▶ _Exercise instructions_
Extract the complete data exactly as given.

-- Start of Available data --

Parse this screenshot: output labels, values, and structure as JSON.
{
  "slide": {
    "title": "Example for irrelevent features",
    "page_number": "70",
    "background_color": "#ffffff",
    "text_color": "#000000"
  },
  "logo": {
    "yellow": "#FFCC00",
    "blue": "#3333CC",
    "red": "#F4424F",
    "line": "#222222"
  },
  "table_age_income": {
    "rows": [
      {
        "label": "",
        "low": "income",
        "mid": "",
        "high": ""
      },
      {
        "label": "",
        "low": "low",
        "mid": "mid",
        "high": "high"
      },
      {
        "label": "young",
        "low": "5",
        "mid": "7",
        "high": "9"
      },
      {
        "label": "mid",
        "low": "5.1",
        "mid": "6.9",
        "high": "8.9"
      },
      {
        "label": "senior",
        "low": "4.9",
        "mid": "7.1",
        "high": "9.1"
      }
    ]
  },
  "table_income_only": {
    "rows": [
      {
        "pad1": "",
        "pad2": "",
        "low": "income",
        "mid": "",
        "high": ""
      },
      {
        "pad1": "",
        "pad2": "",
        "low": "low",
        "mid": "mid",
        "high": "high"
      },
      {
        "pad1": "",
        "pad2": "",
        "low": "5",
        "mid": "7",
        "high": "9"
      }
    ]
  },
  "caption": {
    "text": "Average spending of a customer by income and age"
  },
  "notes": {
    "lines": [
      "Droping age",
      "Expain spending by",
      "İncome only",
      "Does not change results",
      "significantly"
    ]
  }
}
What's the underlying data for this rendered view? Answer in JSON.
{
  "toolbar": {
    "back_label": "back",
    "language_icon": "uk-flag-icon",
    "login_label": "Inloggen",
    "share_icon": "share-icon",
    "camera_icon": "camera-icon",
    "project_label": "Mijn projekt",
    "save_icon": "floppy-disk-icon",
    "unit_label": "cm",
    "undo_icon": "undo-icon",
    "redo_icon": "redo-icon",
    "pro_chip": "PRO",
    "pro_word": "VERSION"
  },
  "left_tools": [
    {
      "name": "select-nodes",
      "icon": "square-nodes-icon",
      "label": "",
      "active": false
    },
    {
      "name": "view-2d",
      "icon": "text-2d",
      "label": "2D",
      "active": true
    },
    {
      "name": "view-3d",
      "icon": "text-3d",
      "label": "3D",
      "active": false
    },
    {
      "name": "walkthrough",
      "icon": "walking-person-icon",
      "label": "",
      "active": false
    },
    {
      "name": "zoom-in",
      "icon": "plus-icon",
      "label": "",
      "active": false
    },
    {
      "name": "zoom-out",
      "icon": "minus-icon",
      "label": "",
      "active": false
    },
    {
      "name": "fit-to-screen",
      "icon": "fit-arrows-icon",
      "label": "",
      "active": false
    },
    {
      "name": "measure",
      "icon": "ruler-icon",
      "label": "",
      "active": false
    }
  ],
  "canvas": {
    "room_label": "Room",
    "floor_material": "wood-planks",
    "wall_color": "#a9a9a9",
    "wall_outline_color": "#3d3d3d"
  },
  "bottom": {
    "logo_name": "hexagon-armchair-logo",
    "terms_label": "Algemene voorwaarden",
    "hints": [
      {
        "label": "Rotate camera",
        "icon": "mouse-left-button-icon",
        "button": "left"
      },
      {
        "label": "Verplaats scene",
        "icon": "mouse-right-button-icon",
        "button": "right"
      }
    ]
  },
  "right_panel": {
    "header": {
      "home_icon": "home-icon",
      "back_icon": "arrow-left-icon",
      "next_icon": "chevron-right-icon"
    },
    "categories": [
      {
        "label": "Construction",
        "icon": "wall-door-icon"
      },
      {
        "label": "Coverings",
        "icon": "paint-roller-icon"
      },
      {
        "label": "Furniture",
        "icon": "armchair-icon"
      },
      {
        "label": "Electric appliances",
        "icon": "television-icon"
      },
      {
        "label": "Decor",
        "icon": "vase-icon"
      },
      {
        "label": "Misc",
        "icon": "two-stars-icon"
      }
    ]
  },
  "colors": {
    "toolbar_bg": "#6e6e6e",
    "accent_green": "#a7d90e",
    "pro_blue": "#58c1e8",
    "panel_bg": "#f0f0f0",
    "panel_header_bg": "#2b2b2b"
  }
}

-- End of Available data --

▶ _Output below_
Parse this screenshot: output labels, values, and structure as JSON.
{
  "slide": {
    "title": "Example for irrelevent features",
    "page_number": "70",
    "background_color": "#ffffff",
    "text_color": "#000000"
  },
  "logo": {
    "yellow": "#FFCC00",
    "blue": "#3333CC",
    "red": "#F4424F",
    "line": "#222222"
  },
  "table_age_income": {
    "rows": [
      {
        "label": "",
        "low": "income",
        "mid": "",
        "high": ""
      },
      {
        "label": "",
        "low": "low",
        "mid": "mid",
        "high": "high"
      },
      {
        "label": "young",
        "low": "5",
        "mid": "7",
        "high": "9"
      },
      {
        "label": "mid",
        "low": "5.1",
        "mid": "6.9",
        "high": "8.9"
      },
      {
        "label": "senior",
        "low": "4.9",
        "mid": "7.1",
        "high": "9.1"
      }
    ]
  },
  "table_income_only": {
    "rows": [
      {
        "pad1": "",
        "pad2": "",
        "low": "income",
        "mid": "",
        "high": ""
      },
      {
        "pad1": "",
        "pad2": "",
        "low": "low",
        "mid": "mid",
        "high": "high"
      },
      {
        "pad1": "",
        "pad2": "",
        "low": "5",
        "mid": "7",
        "high": "9"
      }
    ]
  },
  "caption": {
    "text": "Average spending of a customer by income and age"
  },
  "notes": {
    "lines": [
      "Droping age",
      "Expain spending by",
      "İncome only",
      "Does not change results",
      "significantly"
    ]
  }
}
What's the underlying data for this rendered view? Answer in JSON.
{
  "toolbar": {
    "back_label": "back",
    "language_icon": "uk-flag-icon",
    "login_label": "Inloggen",
    "share_icon": "share-icon",
    "camera_icon": "camera-icon",
    "project_label": "Mijn projekt",
    "save_icon": "floppy-disk-icon",
    "unit_label": "cm",
    "undo_icon": "undo-icon",
    "redo_icon": "redo-icon",
    "pro_chip": "PRO",
    "pro_word": "VERSION"
  },
  "left_tools": [
    {
      "name": "select-nodes",
      "icon": "square-nodes-icon",
      "label": "",
      "active": false
    },
    {
      "name": "view-2d",
      "icon": "text-2d",
      "label": "2D",
      "active": true
    },
    {
      "name": "view-3d",
      "icon": "text-3d",
      "label": "3D",
      "active": false
    },
    {
      "name": "walkthrough",
      "icon": "walking-person-icon",
      "label": "",
      "active": false
    },
    {
      "name": "zoom-in",
      "icon": "plus-icon",
      "label": "",
      "active": false
    },
    {
      "name": "zoom-out",
      "icon": "minus-icon",
      "label": "",
      "active": false
    },
    {
      "name": "fit-to-screen",
      "icon": "fit-arrows-icon",
      "label": "",
      "active": false
    },
    {
      "name": "measure",
      "icon": "ruler-icon",
      "label": "",
      "active": false
    }
  ],
  "canvas": {
    "room_label": "Room",
    "floor_material": "wood-planks",
    "wall_color": "#a9a9a9",
    "wall_outline_color": "#3d3d3d"
  },
  "bottom": {
    "logo_name": "hexagon-armchair-logo",
    "terms_label": "Algemene voorwaarden",
    "hints": [
      {
        "label": "Rotate camera",
        "icon": "mouse-left-button-icon",
        "button": "left"
      },
      {
        "label": "Verplaats scene",
        "icon": "mouse-right-button-icon",
        "button": "right"
      }
    ]
  },
  "right_panel": {
    "header": {
      "home_icon": "home-icon",
      "back_icon": "arrow-left-icon",
      "next_icon": "chevron-right-icon"
    },
    "categories": [
      {
        "label": "Construction",
        "icon": "wall-door-icon"
      },
      {
        "label": "Coverings",
        "icon": "paint-roller-icon"
      },
      {
        "label": "Furniture",
        "icon": "armchair-icon"
      },
      {
        "label": "Electric appliances",
        "icon": "television-icon"
      },
      {
        "label": "Decor",
        "icon": "vase-icon"
      },
      {
        "label": "Misc",
        "icon": "two-stars-icon"
      }
    ]
  },
  "colors": {
    "toolbar_bg": "#6e6e6e",
    "accent_green": "#a7d90e",
    "pro_blue": "#58c1e8",
    "panel_bg": "#f0f0f0",
    "panel_header_bg": "#2b2b2b"
  }
}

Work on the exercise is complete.